# Objective
Count every line that has the word "ymax". Give the number, without anything more.

# Rows from a dataset
begin
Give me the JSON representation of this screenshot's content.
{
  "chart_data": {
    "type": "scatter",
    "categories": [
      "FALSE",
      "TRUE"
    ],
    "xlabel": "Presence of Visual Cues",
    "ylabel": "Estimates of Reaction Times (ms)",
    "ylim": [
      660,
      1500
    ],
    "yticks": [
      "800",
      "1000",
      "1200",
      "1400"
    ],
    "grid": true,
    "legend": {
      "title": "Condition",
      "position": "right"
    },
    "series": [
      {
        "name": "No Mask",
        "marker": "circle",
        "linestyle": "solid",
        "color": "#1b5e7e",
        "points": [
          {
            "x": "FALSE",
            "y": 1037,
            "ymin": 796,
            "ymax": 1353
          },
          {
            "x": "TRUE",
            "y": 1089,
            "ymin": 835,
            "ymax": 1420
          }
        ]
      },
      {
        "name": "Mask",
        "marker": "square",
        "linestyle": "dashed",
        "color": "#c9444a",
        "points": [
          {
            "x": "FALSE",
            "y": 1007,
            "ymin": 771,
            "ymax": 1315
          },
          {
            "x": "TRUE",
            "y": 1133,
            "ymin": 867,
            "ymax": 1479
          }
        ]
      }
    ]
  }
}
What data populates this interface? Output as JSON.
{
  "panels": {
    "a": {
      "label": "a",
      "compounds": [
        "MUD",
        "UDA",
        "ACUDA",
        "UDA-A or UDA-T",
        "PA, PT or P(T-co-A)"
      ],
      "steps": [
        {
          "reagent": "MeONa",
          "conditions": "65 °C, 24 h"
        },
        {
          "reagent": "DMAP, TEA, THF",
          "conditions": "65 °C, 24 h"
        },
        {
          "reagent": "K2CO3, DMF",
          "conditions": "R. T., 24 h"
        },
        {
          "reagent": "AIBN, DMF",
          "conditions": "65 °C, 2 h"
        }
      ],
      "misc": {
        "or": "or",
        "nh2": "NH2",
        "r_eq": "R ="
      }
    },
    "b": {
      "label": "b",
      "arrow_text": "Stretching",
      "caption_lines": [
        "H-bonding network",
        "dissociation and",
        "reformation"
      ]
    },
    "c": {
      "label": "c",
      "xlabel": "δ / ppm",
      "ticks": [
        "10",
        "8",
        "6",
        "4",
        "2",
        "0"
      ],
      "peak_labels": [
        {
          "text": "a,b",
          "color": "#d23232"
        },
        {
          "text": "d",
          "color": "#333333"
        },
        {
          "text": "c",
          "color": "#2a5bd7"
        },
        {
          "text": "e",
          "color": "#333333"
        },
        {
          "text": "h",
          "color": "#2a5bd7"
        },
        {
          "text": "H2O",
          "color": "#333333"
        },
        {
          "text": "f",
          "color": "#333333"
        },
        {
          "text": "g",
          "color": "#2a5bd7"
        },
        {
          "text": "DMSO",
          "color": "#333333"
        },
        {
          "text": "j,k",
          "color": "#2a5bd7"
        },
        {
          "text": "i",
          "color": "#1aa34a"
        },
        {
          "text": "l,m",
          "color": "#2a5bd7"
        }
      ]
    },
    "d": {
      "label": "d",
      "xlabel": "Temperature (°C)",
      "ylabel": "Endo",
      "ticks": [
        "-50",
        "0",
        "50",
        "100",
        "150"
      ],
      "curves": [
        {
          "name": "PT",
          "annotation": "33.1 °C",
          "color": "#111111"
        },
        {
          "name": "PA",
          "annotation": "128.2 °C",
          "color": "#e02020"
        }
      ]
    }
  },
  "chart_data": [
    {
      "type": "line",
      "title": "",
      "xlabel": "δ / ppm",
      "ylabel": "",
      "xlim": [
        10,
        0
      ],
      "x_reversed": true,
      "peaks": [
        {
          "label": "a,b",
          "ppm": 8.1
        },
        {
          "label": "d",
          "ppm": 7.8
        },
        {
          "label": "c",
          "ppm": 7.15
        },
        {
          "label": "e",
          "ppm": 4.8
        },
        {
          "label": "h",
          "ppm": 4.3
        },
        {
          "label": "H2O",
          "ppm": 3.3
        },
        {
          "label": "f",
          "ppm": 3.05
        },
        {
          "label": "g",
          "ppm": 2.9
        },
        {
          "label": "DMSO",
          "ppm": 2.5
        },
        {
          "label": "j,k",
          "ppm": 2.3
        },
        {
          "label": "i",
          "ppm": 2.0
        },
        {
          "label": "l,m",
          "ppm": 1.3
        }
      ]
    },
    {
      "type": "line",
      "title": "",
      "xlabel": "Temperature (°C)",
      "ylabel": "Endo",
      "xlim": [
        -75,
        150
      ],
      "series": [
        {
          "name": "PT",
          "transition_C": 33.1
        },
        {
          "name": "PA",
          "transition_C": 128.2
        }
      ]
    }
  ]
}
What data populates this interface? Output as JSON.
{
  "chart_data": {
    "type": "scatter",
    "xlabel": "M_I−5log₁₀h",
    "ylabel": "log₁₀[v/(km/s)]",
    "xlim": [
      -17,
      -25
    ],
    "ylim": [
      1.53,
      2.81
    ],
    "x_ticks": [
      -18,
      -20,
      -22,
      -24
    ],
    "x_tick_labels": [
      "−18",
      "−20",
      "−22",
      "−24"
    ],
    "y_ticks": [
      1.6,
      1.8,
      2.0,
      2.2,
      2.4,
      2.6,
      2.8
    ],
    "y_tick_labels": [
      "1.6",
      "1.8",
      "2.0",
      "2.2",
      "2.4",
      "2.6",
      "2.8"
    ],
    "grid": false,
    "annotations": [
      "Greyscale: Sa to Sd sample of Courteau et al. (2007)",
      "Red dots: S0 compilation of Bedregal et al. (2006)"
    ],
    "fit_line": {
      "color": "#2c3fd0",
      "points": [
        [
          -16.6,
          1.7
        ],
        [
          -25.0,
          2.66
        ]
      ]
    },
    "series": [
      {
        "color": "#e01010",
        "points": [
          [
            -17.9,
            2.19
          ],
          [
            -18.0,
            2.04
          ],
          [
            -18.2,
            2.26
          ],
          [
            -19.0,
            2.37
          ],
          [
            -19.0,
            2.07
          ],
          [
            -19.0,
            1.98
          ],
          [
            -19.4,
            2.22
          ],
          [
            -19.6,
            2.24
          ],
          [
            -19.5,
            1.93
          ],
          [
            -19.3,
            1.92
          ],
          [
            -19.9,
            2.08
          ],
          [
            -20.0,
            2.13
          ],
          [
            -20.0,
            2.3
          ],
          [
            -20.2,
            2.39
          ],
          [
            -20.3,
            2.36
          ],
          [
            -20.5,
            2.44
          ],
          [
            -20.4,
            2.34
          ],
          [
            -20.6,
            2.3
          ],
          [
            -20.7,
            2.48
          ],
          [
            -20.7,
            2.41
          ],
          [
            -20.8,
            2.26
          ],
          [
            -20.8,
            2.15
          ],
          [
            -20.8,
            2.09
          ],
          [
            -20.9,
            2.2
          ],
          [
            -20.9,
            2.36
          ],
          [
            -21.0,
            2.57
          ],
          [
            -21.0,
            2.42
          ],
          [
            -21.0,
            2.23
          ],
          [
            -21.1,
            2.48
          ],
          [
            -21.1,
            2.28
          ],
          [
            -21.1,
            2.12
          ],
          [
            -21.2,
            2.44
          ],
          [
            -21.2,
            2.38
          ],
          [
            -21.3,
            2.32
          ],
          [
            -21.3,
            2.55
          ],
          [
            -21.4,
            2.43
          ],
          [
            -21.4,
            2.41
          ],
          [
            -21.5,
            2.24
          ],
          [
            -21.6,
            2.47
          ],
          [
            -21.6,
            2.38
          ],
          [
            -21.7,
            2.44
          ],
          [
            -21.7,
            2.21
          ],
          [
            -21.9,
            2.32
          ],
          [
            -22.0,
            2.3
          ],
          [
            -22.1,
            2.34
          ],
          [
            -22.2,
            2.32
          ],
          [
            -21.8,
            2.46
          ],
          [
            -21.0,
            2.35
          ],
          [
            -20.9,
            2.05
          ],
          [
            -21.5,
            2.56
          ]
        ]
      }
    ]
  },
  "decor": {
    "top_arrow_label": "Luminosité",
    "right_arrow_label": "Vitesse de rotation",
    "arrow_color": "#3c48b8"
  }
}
end
# Final result
4